Direction: What follows is a listing. Return every line of it exactly.

Input data:

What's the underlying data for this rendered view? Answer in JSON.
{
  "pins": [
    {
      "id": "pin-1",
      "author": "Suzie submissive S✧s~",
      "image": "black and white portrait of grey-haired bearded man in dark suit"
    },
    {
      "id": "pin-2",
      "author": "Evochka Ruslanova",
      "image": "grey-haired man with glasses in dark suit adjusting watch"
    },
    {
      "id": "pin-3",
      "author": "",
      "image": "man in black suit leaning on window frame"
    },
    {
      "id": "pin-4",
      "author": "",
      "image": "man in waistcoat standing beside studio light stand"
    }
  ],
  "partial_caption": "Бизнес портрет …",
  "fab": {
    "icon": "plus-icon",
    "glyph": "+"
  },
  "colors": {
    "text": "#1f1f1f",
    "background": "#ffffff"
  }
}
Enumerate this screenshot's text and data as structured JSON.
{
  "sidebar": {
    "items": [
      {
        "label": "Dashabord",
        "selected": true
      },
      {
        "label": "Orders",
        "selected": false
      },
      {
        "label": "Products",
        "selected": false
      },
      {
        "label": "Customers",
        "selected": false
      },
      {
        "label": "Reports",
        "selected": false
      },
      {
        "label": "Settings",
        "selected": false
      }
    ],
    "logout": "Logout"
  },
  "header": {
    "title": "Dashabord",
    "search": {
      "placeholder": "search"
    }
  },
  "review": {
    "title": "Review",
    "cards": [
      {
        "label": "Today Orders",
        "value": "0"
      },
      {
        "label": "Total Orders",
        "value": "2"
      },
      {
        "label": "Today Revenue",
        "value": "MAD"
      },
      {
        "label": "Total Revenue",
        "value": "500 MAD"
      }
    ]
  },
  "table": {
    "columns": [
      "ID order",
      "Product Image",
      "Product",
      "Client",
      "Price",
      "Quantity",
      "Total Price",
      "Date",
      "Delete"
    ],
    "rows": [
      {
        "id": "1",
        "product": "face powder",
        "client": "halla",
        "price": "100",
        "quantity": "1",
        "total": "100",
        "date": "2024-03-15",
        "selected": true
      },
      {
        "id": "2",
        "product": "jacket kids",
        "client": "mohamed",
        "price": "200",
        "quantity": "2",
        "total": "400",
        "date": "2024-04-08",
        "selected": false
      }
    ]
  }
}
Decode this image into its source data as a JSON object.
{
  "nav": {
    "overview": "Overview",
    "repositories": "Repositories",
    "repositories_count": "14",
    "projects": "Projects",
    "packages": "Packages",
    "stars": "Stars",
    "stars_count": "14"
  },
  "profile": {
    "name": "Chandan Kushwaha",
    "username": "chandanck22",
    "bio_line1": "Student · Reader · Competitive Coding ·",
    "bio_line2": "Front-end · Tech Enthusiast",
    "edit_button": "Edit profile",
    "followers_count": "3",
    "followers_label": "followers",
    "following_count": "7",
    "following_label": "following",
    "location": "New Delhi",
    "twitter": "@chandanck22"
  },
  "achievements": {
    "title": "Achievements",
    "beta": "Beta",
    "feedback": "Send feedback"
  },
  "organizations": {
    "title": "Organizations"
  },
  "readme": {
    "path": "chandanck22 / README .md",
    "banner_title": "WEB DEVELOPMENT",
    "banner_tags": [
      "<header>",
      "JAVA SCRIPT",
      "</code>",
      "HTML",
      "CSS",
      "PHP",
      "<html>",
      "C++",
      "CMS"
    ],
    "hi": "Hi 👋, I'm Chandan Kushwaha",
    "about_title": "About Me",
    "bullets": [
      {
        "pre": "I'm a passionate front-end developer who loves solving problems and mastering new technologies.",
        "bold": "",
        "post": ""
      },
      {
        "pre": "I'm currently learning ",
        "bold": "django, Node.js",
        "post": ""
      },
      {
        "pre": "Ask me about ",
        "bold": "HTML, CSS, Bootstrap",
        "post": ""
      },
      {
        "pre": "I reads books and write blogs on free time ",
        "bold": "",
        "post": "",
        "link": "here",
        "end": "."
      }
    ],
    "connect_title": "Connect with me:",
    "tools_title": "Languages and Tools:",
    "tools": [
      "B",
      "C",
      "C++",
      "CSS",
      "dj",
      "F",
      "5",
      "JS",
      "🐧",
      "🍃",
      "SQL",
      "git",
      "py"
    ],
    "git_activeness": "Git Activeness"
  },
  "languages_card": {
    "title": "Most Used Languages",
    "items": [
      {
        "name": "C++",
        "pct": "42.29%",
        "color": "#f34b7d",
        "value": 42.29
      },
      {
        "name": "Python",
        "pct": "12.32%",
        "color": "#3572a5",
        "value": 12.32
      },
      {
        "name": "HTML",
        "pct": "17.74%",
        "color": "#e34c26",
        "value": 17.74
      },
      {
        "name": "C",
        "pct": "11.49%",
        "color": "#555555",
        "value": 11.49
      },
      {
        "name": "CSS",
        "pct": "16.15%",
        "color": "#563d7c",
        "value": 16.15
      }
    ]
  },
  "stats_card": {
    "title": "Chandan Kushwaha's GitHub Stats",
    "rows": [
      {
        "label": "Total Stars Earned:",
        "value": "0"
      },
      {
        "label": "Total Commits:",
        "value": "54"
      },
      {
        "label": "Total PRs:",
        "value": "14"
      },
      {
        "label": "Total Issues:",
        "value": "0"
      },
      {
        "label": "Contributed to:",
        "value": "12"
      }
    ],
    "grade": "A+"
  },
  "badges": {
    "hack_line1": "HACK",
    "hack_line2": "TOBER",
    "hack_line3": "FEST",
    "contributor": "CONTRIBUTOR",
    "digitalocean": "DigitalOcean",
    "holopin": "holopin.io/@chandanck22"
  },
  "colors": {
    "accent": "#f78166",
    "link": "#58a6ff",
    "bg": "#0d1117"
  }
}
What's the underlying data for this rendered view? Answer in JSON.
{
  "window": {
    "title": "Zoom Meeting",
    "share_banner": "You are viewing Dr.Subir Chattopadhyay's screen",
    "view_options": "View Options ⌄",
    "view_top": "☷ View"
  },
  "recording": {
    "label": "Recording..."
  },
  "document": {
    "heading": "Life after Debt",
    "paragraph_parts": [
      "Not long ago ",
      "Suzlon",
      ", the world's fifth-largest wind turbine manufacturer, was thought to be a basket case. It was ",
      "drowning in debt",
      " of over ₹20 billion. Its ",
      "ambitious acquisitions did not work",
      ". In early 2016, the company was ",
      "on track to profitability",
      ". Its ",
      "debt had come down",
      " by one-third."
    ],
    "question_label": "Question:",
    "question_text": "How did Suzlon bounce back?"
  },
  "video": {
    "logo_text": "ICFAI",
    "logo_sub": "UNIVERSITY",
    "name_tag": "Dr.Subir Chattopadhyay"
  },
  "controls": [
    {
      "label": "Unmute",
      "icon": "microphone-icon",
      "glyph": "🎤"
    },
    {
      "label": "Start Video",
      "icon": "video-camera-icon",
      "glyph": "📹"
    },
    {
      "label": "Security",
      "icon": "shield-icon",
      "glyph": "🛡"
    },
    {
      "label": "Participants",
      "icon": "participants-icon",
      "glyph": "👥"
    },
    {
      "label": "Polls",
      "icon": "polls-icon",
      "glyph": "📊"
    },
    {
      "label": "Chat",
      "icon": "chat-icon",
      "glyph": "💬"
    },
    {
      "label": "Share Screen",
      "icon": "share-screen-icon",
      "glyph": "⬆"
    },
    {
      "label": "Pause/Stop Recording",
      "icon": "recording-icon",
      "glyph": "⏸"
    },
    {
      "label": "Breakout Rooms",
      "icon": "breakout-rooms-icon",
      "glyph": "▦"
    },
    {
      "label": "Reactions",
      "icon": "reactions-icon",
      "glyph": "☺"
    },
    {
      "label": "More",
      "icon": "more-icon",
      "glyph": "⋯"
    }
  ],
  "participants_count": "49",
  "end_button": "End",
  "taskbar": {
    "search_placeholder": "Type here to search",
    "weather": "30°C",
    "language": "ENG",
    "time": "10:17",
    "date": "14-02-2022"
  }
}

Answer for this exercise:
What's the underlying data for this rendered view? Answer in JSON.
{
  "pins": [
    {
      "id": "pin-1",
      "author": "Suzie submissive S✧s~",
      "image": "black and white portrait of grey-haired bearded man in dark suit"
    },
    {
      "id": "pin-2",
      "author": "Evochka Ruslanova",
      "image": "grey-haired man with glasses in dark suit adjusting watch"
    },
    {
      "id": "pin-3",
      "author": "",
      "image": "man in black suit leaning on window frame"
    },
    {
      "id": "pin-4",
      "author": "",
      "image": "man in waistcoat standing beside studio light stand"
    }
  ],
  "partial_caption": "Бизнес портрет …",
  "fab": {
    "icon": "plus-icon",
    "glyph": "+"
  },
  "colors": {
    "text": "#1f1f1f",
    "background": "#ffffff"
  }
}
Enumerate this screenshot's text and data as structured JSON.
{
  "sidebar": {
    "items": [
      {
        "label": "Dashabord",
        "selected": true
      },
      {
        "label": "Orders",
        "selected": false
      },
      {
        "label": "Products",
        "selected": false
      },
      {
        "label": "Customers",
        "selected": false
      },
      {
        "label": "Reports",
        "selected": false
      },
      {
        "label": "Settings",
        "selected": false
      }
    ],
    "logout": "Logout"
  },
  "header": {
    "title": "Dashabord",
    "search": {
      "placeholder": "search"
    }
  },
  "review": {
    "title": "Review",
    "cards": [
      {
        "label": "Today Orders",
        "value": "0"
      },
      {
        "label": "Total Orders",
        "value": "2"
      },
      {
        "label": "Today Revenue",
        "value": "MAD"
      },
      {
        "label": "Total Revenue",
        "value": "500 MAD"
      }
    ]
  },
  "table": {
    "columns": [
      "ID order",
      "Product Image",
      "Product",
      "Client",
      "Price",
      "Quantity",
      "Total Price",
      "Date",
      "Delete"
    ],
    "rows": [
      {
        "id": "1",
        "product": "face powder",
        "client": "halla",
        "price": "100",
        "quantity": "1",
        "total": "100",
        "date": "2024-03-15",
        "selected": true
      },
      {
        "id": "2",
        "product": "jacket kids",
        "client": "mohamed",
        "price": "200",
        "quantity": "2",
        "total": "400",
        "date": "2024-04-08",
        "selected": false
      }
    ]
  }
}
Decode this image into its source data as a JSON object.
{
  "nav": {
    "overview": "Overview",
    "repositories": "Repositories",
    "repositories_count": "14",
    "projects": "Projects",
    "packages": "Packages",
    "stars": "Stars",
    "stars_count": "14"
  },
  "profile": {
    "name": "Chandan Kushwaha",
    "username": "chandanck22",
    "bio_line1": "Student · Reader · Competitive Coding ·",
    "bio_line2": "Front-end · Tech Enthusiast",
    "edit_button": "Edit profile",
    "followers_count": "3",
    "followers_label": "followers",
    "following_count": "7",
    "following_label": "following",
    "location": "New Delhi",
    "twitter": "@chandanck22"
  },
  "achievements": {
    "title": "Achievements",
    "beta": "Beta",
    "feedback": "Send feedback"
  },
  "organizations": {
    "title": "Organizations"
  },
  "readme": {
    "path": "chandanck22 / README .md",
    "banner_title": "WEB DEVELOPMENT",
    "banner_tags": [
      "<header>",
      "JAVA SCRIPT",
      "</code>",
      "HTML",
      "CSS",
      "PHP",
      "<html>",
      "C++",
      "CMS"
    ],
    "hi": "Hi 👋, I'm Chandan Kushwaha",
    "about_title": "About Me",
    "bullets": [
      {
        "pre": "I'm a passionate front-end developer who loves solving problems and mastering new technologies.",
        "bold": "",
        "post": ""
      },
      {
        "pre": "I'm currently learning ",
        "bold": "django, Node.js",
        "post": ""
      },
      {
        "pre": "Ask me about ",
        "bold": "HTML, CSS, Bootstrap",
        "post": ""
      },
      {
        "pre": "I reads books and write blogs on free time ",
        "bold": "",
        "post": "",
        "link": "here",
        "end": "."
      }
    ],
    "connect_title": "Connect with me:",
    "tools_title": "Languages and Tools:",
    "tools": [
      "B",
      "C",
      "C++",
      "CSS",
      "dj",
      "F",
      "5",
      "JS",
      "🐧",
      "🍃",
      "SQL",
      "git",
      "py"
    ],
    "git_activeness": "Git Activeness"
  },
  "languages_card": {
    "title": "Most Used Languages",
    "items": [
      {
        "name": "C++",
        "pct": "42.29%",
        "color": "#f34b7d",
        "value": 42.29
      },
      {
        "name": "Python",
        "pct": "12.32%",
        "color": "#3572a5",
        "value": 12.32
      },
      {
        "name": "HTML",
        "pct": "17.74%",
        "color": "#e34c26",
        "value": 17.74
      },
      {
        "name": "C",
        "pct": "11.49%",
        "color": "#555555",
        "value": 11.49
      },
      {
        "name": "CSS",
        "pct": "16.15%",
        "color": "#563d7c",
        "value": 16.15
      }
    ]
  },
  "stats_card": {
    "title": "Chandan Kushwaha's GitHub Stats",
    "rows": [
      {
        "label": "Total Stars Earned:",
        "value": "0"
      },
      {
        "label": "Total Commits:",
        "value": "54"
      },
      {
        "label": "Total PRs:",
        "value": "14"
      },
      {
        "label": "Total Issues:",
        "value": "0"
      },
      {
        "label": "Contributed to:",
        "value": "12"
      }
    ],
    "grade": "A+"
  },
  "badges": {
    "hack_line1": "HACK",
    "hack_line2": "TOBER",
    "hack_line3": "FEST",
    "contributor": "CONTRIBUTOR",
    "digitalocean": "DigitalOcean",
    "holopin": "holopin.io/@chandanck22"
  },
  "colors": {
    "accent": "#f78166",
    "link": "#58a6ff",
    "bg": "#0d1117"
  }
}
What's the underlying data for this rendered view? Answer in JSON.
{
  "window": {
    "title": "Zoom Meeting",
    "share_banner": "You are viewing Dr.Subir Chattopadhyay's screen",
    "view_options": "View Options ⌄",
    "view_top": "☷ View"
  },
  "recording": {
    "label": "Recording..."
  },
  "document": {
    "heading": "Life after Debt",
    "paragraph_parts": [
      "Not long ago ",
      "Suzlon",
      ", the world's fifth-largest wind turbine manufacturer, was thought to be a basket case. It was ",
      "drowning in debt",
      " of over ₹20 billion. Its ",
      "ambitious acquisitions did not work",
      ". In early 2016, the company was ",
      "on track to profitability",
      ". Its ",
      "debt had come down",
      " by one-third."
    ],
    "question_label": "Question:",
    "question_text": "How did Suzlon bounce back?"
  },
  "video": {
    "logo_text": "ICFAI",
    "logo_sub": "UNIVERSITY",
    "name_tag": "Dr.Subir Chattopadhyay"
  },
  "controls": [
    {
      "label": "Unmute",
      "icon": "microphone-icon",
      "glyph": "🎤"
    },
    {
      "label": "Start Video",
      "icon": "video-camera-icon",
      "glyph": "📹"
    },
    {
      "label": "Security",
      "icon": "shield-icon",
      "glyph": "🛡"
    },
    {
      "label": "Participants",
      "icon": "participants-icon",
      "glyph": "👥"
    },
    {
      "label": "Polls",
      "icon": "polls-icon",
      "glyph": "📊"
    },
    {
      "label": "Chat",
      "icon": "chat-icon",
      "glyph": "💬"
    },
    {
      "label": "Share Screen",
      "icon": "share-screen-icon",
      "glyph": "⬆"
    },
    {
      "label": "Pause/Stop Recording",
      "icon": "recording-icon",
      "glyph": "⏸"
    },
    {
      "label": "Breakout Rooms",
      "icon": "breakout-rooms-icon",
      "glyph": "▦"
    },
    {
      "label": "Reactions",
      "icon": "reactions-icon",
      "glyph": "☺"
    },
    {
      "label": "More",
      "icon": "more-icon",
      "glyph": "⋯"
    }
  ],
  "participants_count": "49",
  "end_button": "End",
  "taskbar": {
    "search_placeholder": "Type here to search",
    "weather": "30°C",
    "language": "ENG",
    "time": "10:17",
    "date": "14-02-2022"
  }
}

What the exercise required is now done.